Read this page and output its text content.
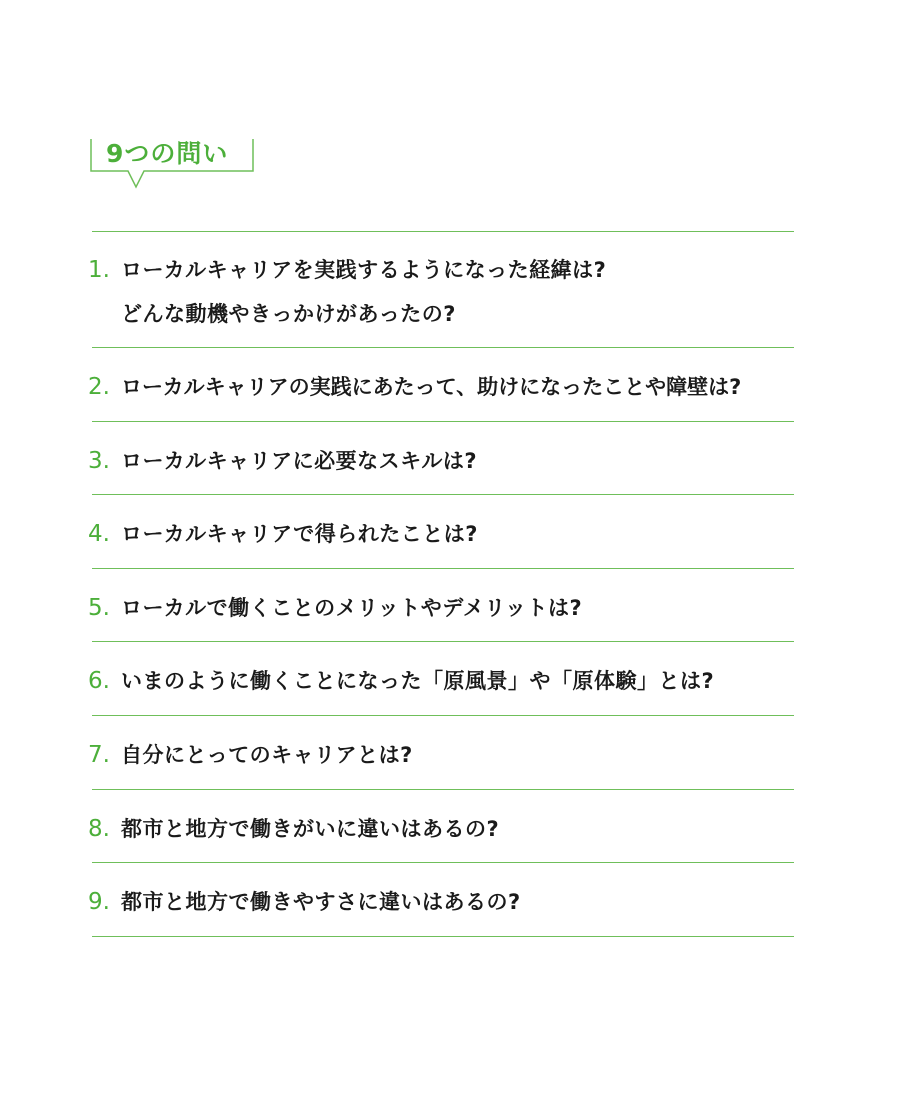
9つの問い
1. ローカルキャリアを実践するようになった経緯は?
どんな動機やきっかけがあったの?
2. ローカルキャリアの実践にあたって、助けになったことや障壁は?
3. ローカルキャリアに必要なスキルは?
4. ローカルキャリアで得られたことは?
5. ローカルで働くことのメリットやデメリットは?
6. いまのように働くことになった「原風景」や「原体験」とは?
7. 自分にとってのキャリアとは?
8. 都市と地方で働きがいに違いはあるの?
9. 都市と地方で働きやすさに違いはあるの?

━━━━━━━━━━━━━━━━━━━━

**Goal**
Reproduce the whole listing word for word, setting aside any pictures.

**Solution to the problem**
Read this page and output its text content.
9つの問い
1. ローカルキャリアを実践するようになった経緯は?
どんな動機やきっかけがあったの?
2. ローカルキャリアの実践にあたって、助けになったことや障壁は?
3. ローカルキャリアに必要なスキルは?
4. ローカルキャリアで得られたことは?
5. ローカルで働くことのメリットやデメリットは?
6. いまのように働くことになった「原風景」や「原体験」とは?
7. 自分にとってのキャリアとは?
8. 都市と地方で働きがいに違いはあるの?
9. 都市と地方で働きやすさに違いはあるの?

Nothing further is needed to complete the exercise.